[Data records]
==*==

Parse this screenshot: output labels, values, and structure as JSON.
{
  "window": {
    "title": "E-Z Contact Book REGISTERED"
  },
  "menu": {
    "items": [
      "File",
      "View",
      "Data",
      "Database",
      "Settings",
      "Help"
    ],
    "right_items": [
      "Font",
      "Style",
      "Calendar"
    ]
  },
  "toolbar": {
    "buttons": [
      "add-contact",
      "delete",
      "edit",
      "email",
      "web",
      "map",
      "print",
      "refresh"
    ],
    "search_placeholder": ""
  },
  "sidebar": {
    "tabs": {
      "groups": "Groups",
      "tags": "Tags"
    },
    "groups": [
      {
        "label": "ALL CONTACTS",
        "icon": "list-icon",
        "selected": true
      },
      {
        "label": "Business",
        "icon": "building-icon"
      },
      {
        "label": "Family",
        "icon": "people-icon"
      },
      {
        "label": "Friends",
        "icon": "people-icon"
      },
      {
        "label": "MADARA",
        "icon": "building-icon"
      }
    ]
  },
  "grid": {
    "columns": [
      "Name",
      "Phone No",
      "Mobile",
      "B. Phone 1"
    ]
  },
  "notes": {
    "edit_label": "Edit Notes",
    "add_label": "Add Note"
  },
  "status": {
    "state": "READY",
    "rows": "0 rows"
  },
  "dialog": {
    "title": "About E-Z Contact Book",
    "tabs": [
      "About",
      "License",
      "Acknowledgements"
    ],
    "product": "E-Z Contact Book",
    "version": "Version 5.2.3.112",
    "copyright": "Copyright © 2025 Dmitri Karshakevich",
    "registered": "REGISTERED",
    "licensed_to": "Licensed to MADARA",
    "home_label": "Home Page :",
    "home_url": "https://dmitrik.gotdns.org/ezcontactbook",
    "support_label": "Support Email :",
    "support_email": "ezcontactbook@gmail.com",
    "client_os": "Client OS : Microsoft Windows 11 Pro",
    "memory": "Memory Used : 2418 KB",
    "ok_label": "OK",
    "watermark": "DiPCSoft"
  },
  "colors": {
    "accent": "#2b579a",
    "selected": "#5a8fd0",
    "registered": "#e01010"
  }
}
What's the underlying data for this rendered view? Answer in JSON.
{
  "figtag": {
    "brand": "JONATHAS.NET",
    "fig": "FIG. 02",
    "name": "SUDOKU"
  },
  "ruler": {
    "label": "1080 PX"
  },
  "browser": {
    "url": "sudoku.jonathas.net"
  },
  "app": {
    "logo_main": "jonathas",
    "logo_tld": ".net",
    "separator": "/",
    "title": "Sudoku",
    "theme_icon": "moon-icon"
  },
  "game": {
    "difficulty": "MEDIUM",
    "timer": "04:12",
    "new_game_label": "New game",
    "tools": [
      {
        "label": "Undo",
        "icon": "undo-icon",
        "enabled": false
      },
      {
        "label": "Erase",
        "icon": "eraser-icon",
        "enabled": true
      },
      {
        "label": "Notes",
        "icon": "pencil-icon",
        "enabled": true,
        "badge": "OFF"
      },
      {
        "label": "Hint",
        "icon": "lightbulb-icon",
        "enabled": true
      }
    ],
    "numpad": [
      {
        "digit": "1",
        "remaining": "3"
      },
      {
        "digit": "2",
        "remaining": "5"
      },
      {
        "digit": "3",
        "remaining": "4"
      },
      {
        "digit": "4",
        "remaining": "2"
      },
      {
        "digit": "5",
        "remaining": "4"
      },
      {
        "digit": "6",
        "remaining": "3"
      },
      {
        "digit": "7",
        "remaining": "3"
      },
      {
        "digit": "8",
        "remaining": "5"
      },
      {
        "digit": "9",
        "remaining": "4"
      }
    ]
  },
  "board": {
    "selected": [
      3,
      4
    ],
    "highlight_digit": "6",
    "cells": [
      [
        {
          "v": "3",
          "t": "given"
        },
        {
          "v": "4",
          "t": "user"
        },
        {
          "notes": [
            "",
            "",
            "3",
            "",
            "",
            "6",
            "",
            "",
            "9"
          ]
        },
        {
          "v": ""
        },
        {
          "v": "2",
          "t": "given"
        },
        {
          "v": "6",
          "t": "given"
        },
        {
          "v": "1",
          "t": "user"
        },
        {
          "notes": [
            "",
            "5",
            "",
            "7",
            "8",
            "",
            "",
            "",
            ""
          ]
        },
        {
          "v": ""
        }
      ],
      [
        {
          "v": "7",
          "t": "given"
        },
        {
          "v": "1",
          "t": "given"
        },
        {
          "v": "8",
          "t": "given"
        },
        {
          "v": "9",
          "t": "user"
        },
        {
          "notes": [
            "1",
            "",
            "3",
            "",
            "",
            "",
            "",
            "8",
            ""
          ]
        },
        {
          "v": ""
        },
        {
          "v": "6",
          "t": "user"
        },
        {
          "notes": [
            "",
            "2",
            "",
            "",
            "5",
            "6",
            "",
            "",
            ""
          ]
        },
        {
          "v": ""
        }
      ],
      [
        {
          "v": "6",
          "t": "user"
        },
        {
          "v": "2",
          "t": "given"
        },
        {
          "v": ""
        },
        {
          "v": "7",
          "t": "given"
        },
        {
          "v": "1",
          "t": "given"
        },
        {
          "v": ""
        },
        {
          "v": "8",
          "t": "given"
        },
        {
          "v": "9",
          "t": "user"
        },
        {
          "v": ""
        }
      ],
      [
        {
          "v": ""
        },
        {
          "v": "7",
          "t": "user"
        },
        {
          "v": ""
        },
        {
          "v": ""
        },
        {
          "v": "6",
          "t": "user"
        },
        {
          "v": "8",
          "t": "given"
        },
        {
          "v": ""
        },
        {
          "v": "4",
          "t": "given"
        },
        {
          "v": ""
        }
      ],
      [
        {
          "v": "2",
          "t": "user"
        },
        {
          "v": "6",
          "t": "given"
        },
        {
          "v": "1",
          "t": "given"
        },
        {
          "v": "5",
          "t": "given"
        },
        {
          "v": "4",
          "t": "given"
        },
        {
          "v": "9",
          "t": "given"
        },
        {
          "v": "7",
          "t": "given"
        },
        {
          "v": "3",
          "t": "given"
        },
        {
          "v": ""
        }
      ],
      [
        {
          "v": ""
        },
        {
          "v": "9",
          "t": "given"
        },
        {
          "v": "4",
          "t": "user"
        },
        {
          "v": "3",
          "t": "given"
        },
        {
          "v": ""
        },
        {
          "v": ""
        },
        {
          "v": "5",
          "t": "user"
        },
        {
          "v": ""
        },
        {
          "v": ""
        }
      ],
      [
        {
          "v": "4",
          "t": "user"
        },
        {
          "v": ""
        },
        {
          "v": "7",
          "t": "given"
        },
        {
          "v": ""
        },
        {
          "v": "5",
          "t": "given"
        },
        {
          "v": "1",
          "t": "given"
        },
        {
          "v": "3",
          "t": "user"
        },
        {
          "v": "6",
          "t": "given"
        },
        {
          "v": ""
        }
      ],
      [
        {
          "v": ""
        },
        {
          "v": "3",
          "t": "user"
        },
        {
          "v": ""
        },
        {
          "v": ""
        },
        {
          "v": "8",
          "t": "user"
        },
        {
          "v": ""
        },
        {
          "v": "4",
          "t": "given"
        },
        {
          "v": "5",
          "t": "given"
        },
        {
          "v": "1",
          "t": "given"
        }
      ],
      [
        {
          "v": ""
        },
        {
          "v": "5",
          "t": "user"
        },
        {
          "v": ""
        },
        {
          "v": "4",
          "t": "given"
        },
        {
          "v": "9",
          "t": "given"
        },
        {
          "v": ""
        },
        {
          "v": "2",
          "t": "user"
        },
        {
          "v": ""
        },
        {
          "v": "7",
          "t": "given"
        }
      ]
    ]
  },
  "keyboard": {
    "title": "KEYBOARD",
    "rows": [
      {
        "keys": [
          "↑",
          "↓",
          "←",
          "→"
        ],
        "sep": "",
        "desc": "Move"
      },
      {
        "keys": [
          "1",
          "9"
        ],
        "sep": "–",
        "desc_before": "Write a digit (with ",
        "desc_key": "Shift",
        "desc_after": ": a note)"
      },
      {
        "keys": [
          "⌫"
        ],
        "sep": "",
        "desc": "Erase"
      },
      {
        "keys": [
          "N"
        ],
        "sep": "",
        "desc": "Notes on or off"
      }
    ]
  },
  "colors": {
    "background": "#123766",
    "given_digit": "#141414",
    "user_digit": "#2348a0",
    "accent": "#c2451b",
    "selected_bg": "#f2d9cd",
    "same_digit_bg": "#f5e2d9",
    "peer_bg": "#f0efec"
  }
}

==*==

Problem description: Take every line containing the word "title" and copy it.

Exercise result:
    "title": "E-Z Contact Book REGISTERED"
    "title": "About E-Z Contact Book",
    "title": "Sudoku",
    "title": "KEYBOARD",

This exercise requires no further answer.